JOB
Each line of the listing must be transcribed exactly, except for the images, which should be excluded.

[Records from a collection of figures]
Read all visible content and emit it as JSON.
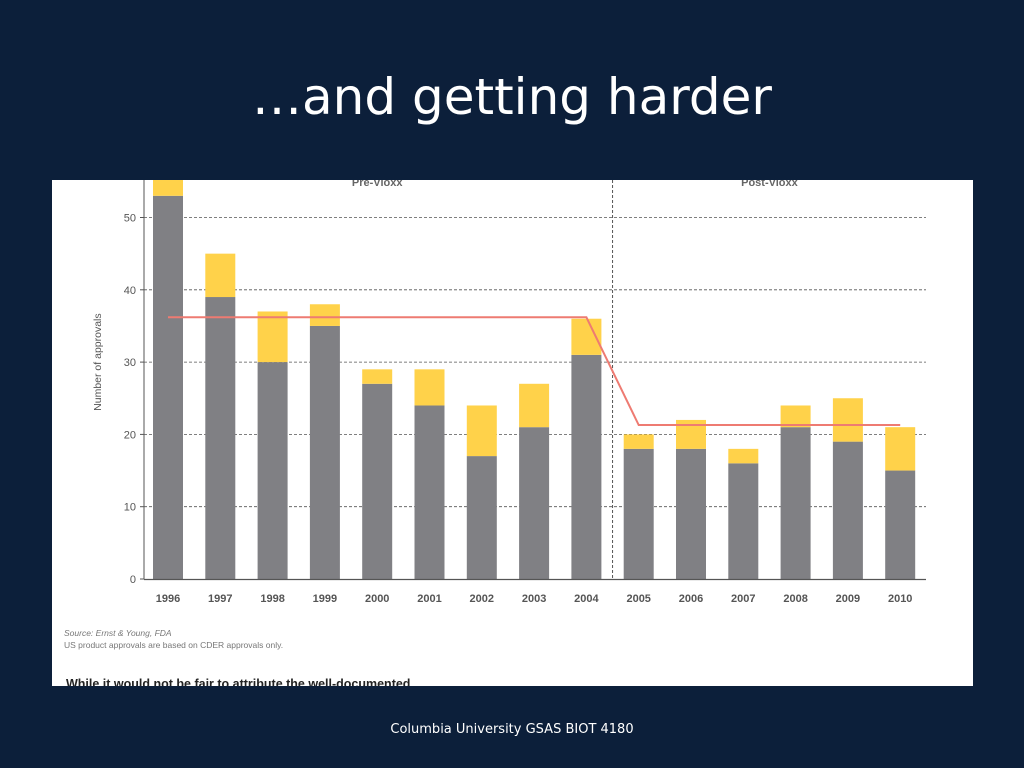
{
  "slide": {
    "title": "…and getting harder",
    "footer": "Columbia University GSAS BIOT 4180"
  },
  "source": {
    "label": "Source:",
    "value": "Ernst & Young, FDA",
    "note": "US product approvals are based on CDER approvals only."
  },
  "cutoff_text": "While it would not be fair to attribute the well-documented",
  "chart_data": {
    "type": "bar",
    "stacked": true,
    "title": "",
    "xlabel": "",
    "ylabel": "Number of approvals",
    "ylim": [
      0,
      55
    ],
    "yticks": [
      0,
      10,
      20,
      30,
      40,
      50
    ],
    "grid": true,
    "categories": [
      "1996",
      "1997",
      "1998",
      "1999",
      "2000",
      "2001",
      "2002",
      "2003",
      "2004",
      "2005",
      "2006",
      "2007",
      "2008",
      "2009",
      "2010"
    ],
    "series": [
      {
        "values": [
          53,
          39,
          30,
          35,
          27,
          24,
          17,
          21,
          31,
          18,
          18,
          16,
          21,
          19,
          15
        ],
        "color": "#808084"
      },
      {
        "values": [
          3,
          6,
          7,
          3,
          2,
          5,
          7,
          6,
          5,
          2,
          4,
          2,
          3,
          6,
          6
        ],
        "color": "#ffd24a"
      }
    ],
    "trend_line": {
      "color": "#ee7b72",
      "points": [
        {
          "x": "1996",
          "y": 36.2
        },
        {
          "x": "2004",
          "y": 36.2
        },
        {
          "x": "2005",
          "y": 21.3
        },
        {
          "x": "2010",
          "y": 21.3
        }
      ]
    },
    "divider_after": "2004",
    "regions": [
      {
        "label": "Pre-Vioxx",
        "from": "1996",
        "to": "2004"
      },
      {
        "label": "Post-Vioxx",
        "from": "2005",
        "to": "2010"
      }
    ]
  }
}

SOLUTION BELOW
Read all visible content and emit it as JSON.
{
  "slide": {
    "title": "…and getting harder",
    "footer": "Columbia University GSAS BIOT 4180"
  },
  "source": {
    "label": "Source:",
    "value": "Ernst & Young, FDA",
    "note": "US product approvals are based on CDER approvals only."
  },
  "cutoff_text": "While it would not be fair to attribute the well-documented",
  "chart_data": {
    "type": "bar",
    "stacked": true,
    "title": "",
    "xlabel": "",
    "ylabel": "Number of approvals",
    "ylim": [
      0,
      55
    ],
    "yticks": [
      0,
      10,
      20,
      30,
      40,
      50
    ],
    "grid": true,
    "categories": [
      "1996",
      "1997",
      "1998",
      "1999",
      "2000",
      "2001",
      "2002",
      "2003",
      "2004",
      "2005",
      "2006",
      "2007",
      "2008",
      "2009",
      "2010"
    ],
    "series": [
      {
        "values": [
          53,
          39,
          30,
          35,
          27,
          24,
          17,
          21,
          31,
          18,
          18,
          16,
          21,
          19,
          15
        ],
        "color": "#808084"
      },
      {
        "values": [
          3,
          6,
          7,
          3,
          2,
          5,
          7,
          6,
          5,
          2,
          4,
          2,
          3,
          6,
          6
        ],
        "color": "#ffd24a"
      }
    ],
    "trend_line": {
      "color": "#ee7b72",
      "points": [
        {
          "x": "1996",
          "y": 36.2
        },
        {
          "x": "2004",
          "y": 36.2
        },
        {
          "x": "2005",
          "y": 21.3
        },
        {
          "x": "2010",
          "y": 21.3
        }
      ]
    },
    "divider_after": "2004",
    "regions": [
      {
        "label": "Pre-Vioxx",
        "from": "1996",
        "to": "2004"
      },
      {
        "label": "Post-Vioxx",
        "from": "2005",
        "to": "2010"
      }
    ]
  }
}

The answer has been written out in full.